● **WHAT TO DO**: Copy out all lines of the records in which the word "color" appears.

● **RAW RECORDS**:
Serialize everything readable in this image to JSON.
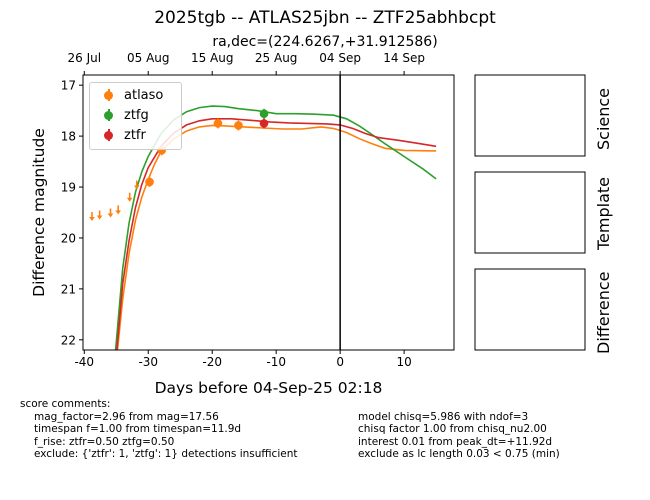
{
  "header": {
    "title": "2025tgb -- ATLAS25jbn -- ZTF25abhbcpt",
    "subtitle": "ra,dec=(224.6267,+31.912586)"
  },
  "panels": {
    "science_label": "Science",
    "template_label": "Template",
    "difference_label": "Difference"
  },
  "comments": {
    "heading": "score comments:",
    "left": [
      "mag_factor=2.96 from mag=17.56",
      "timespan f=1.00 from timespan=11.9d",
      "f_rise: ztfr=0.50 ztfg=0.50",
      "exclude: {'ztfr': 1, 'ztfg': 1} detections insufficient"
    ],
    "right": [
      "model chisq=5.986 with ndof=3",
      "chisq factor 1.00 from chisq_nu2.00",
      "interest 0.01 from peak_dt=+11.92d",
      "exclude as lc length 0.03 < 0.75 (min)"
    ]
  },
  "chart_data": {
    "type": "scatter",
    "xlabel": "Days before 04-Sep-25 02:18",
    "ylabel": "Difference magnitude",
    "xlim": [
      -40.2,
      17.8
    ],
    "ylim": [
      22.2,
      16.8
    ],
    "xticks": [
      -40,
      -30,
      -20,
      -10,
      0,
      10
    ],
    "yticks": [
      17,
      18,
      19,
      20,
      21,
      22
    ],
    "top_axis": {
      "ticks": [
        {
          "label": "26 Jul",
          "x": -40
        },
        {
          "label": "05 Aug",
          "x": -30
        },
        {
          "label": "15 Aug",
          "x": -20
        },
        {
          "label": "25 Aug",
          "x": -10
        },
        {
          "label": "04 Sep",
          "x": 0
        },
        {
          "label": "14 Sep",
          "x": 10
        }
      ]
    },
    "vline_x": 0,
    "legend": {
      "placement": "top-left",
      "entries": [
        {
          "name": "atlaso",
          "color": "#ff7f0e"
        },
        {
          "name": "ztfg",
          "color": "#2ca02c"
        },
        {
          "name": "ztfr",
          "color": "#d62728"
        }
      ]
    },
    "series": [
      {
        "name": "atlaso",
        "color": "#ff7f0e",
        "detections": [
          {
            "x": -29.8,
            "y": 18.9
          },
          {
            "x": -27.9,
            "y": 18.28
          },
          {
            "x": -19.1,
            "y": 17.75
          },
          {
            "x": -15.9,
            "y": 17.79
          }
        ],
        "upper_limits": [
          {
            "x": -38.8,
            "y": 19.55
          },
          {
            "x": -37.6,
            "y": 19.52
          },
          {
            "x": -35.9,
            "y": 19.48
          },
          {
            "x": -34.7,
            "y": 19.42
          },
          {
            "x": -32.9,
            "y": 19.17
          },
          {
            "x": -31.8,
            "y": 18.93
          }
        ],
        "model": [
          {
            "x": -34.8,
            "y": 22.2
          },
          {
            "x": -34,
            "y": 21.2
          },
          {
            "x": -33,
            "y": 20.3
          },
          {
            "x": -32,
            "y": 19.65
          },
          {
            "x": -31,
            "y": 19.2
          },
          {
            "x": -30,
            "y": 18.85
          },
          {
            "x": -29,
            "y": 18.55
          },
          {
            "x": -28,
            "y": 18.3
          },
          {
            "x": -26,
            "y": 18.05
          },
          {
            "x": -24,
            "y": 17.9
          },
          {
            "x": -22,
            "y": 17.82
          },
          {
            "x": -20,
            "y": 17.79
          },
          {
            "x": -18,
            "y": 17.8
          },
          {
            "x": -15,
            "y": 17.82
          },
          {
            "x": -12,
            "y": 17.84
          },
          {
            "x": -9,
            "y": 17.86
          },
          {
            "x": -6,
            "y": 17.86
          },
          {
            "x": -3,
            "y": 17.82
          },
          {
            "x": -1,
            "y": 17.85
          },
          {
            "x": 1,
            "y": 17.93
          },
          {
            "x": 3,
            "y": 18.05
          },
          {
            "x": 5,
            "y": 18.15
          },
          {
            "x": 7,
            "y": 18.24
          },
          {
            "x": 10,
            "y": 18.28
          },
          {
            "x": 15,
            "y": 18.29
          }
        ]
      },
      {
        "name": "ztfg",
        "color": "#2ca02c",
        "detections": [
          {
            "x": -11.9,
            "y": 17.56
          }
        ],
        "upper_limits": [],
        "model": [
          {
            "x": -35.1,
            "y": 22.2
          },
          {
            "x": -34,
            "y": 20.6
          },
          {
            "x": -33,
            "y": 19.7
          },
          {
            "x": -32,
            "y": 19.1
          },
          {
            "x": -31,
            "y": 18.7
          },
          {
            "x": -30,
            "y": 18.4
          },
          {
            "x": -28,
            "y": 17.95
          },
          {
            "x": -26,
            "y": 17.68
          },
          {
            "x": -24,
            "y": 17.52
          },
          {
            "x": -22,
            "y": 17.44
          },
          {
            "x": -20,
            "y": 17.41
          },
          {
            "x": -18,
            "y": 17.42
          },
          {
            "x": -16,
            "y": 17.46
          },
          {
            "x": -13,
            "y": 17.5
          },
          {
            "x": -10,
            "y": 17.56
          },
          {
            "x": -7,
            "y": 17.56
          },
          {
            "x": -4,
            "y": 17.57
          },
          {
            "x": -1,
            "y": 17.59
          },
          {
            "x": 1,
            "y": 17.66
          },
          {
            "x": 3,
            "y": 17.8
          },
          {
            "x": 5,
            "y": 17.97
          },
          {
            "x": 7,
            "y": 18.15
          },
          {
            "x": 10,
            "y": 18.4
          },
          {
            "x": 13,
            "y": 18.65
          },
          {
            "x": 15,
            "y": 18.84
          }
        ]
      },
      {
        "name": "ztfr",
        "color": "#d62728",
        "detections": [
          {
            "x": -11.9,
            "y": 17.75
          }
        ],
        "upper_limits": [],
        "model": [
          {
            "x": -34.9,
            "y": 22.2
          },
          {
            "x": -34,
            "y": 20.9
          },
          {
            "x": -33,
            "y": 20.05
          },
          {
            "x": -32,
            "y": 19.4
          },
          {
            "x": -31,
            "y": 18.95
          },
          {
            "x": -30,
            "y": 18.62
          },
          {
            "x": -28,
            "y": 18.2
          },
          {
            "x": -26,
            "y": 17.94
          },
          {
            "x": -24,
            "y": 17.78
          },
          {
            "x": -22,
            "y": 17.7
          },
          {
            "x": -20,
            "y": 17.66
          },
          {
            "x": -17,
            "y": 17.66
          },
          {
            "x": -14,
            "y": 17.69
          },
          {
            "x": -11,
            "y": 17.72
          },
          {
            "x": -8,
            "y": 17.74
          },
          {
            "x": -5,
            "y": 17.75
          },
          {
            "x": -2,
            "y": 17.76
          },
          {
            "x": 0,
            "y": 17.78
          },
          {
            "x": 2,
            "y": 17.85
          },
          {
            "x": 4,
            "y": 17.95
          },
          {
            "x": 6,
            "y": 18.03
          },
          {
            "x": 9,
            "y": 18.08
          },
          {
            "x": 12,
            "y": 18.14
          },
          {
            "x": 15,
            "y": 18.2
          }
        ]
      }
    ]
  }
}
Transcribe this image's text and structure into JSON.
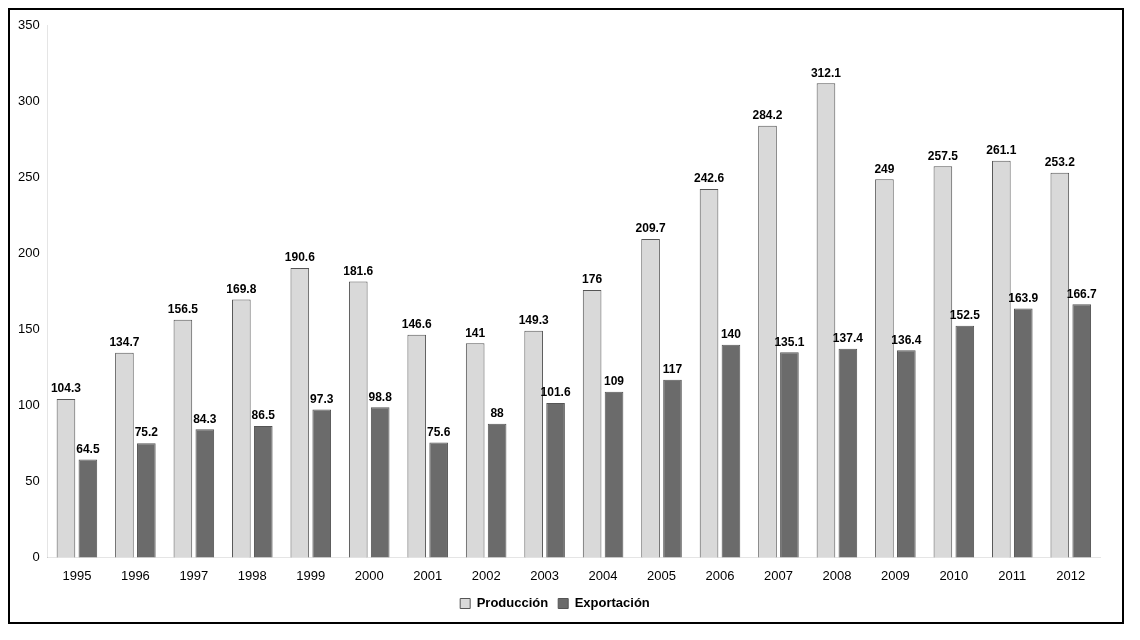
{
  "chart_data": {
    "type": "bar",
    "categories": [
      "1995",
      "1996",
      "1997",
      "1998",
      "1999",
      "2000",
      "2001",
      "2002",
      "2003",
      "2004",
      "2005",
      "2006",
      "2007",
      "2008",
      "2009",
      "2010",
      "2011",
      "2012"
    ],
    "series": [
      {
        "name": "Producción",
        "color": "#d9d9d9",
        "values": [
          104.3,
          134.7,
          156.5,
          169.8,
          190.6,
          181.6,
          146.6,
          141,
          149.3,
          176,
          209.7,
          242.6,
          284.2,
          312.1,
          249,
          257.5,
          261.1,
          253.2
        ]
      },
      {
        "name": "Exportación",
        "color": "#6b6b6b",
        "values": [
          64.5,
          75.2,
          84.3,
          86.5,
          97.3,
          98.8,
          75.6,
          88,
          101.6,
          109,
          117,
          140,
          135.1,
          137.4,
          136.4,
          152.5,
          163.9,
          166.7
        ]
      }
    ],
    "ylim": [
      0,
      350
    ],
    "yticks": [
      0,
      50,
      100,
      150,
      200,
      250,
      300,
      350
    ],
    "grid": false,
    "legend": "bottom",
    "data_labels": true
  }
}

● **CORRECT ANSWER**:
          "color": "#ff7f0e"
          "color": "#2ca02c"
          "color": "#d62728"
        "color": "#ff7f0e",
        "color": "#2ca02c",
        "color": "#d62728",
        "color": "#d9d9d9",
        "color": "#6b6b6b",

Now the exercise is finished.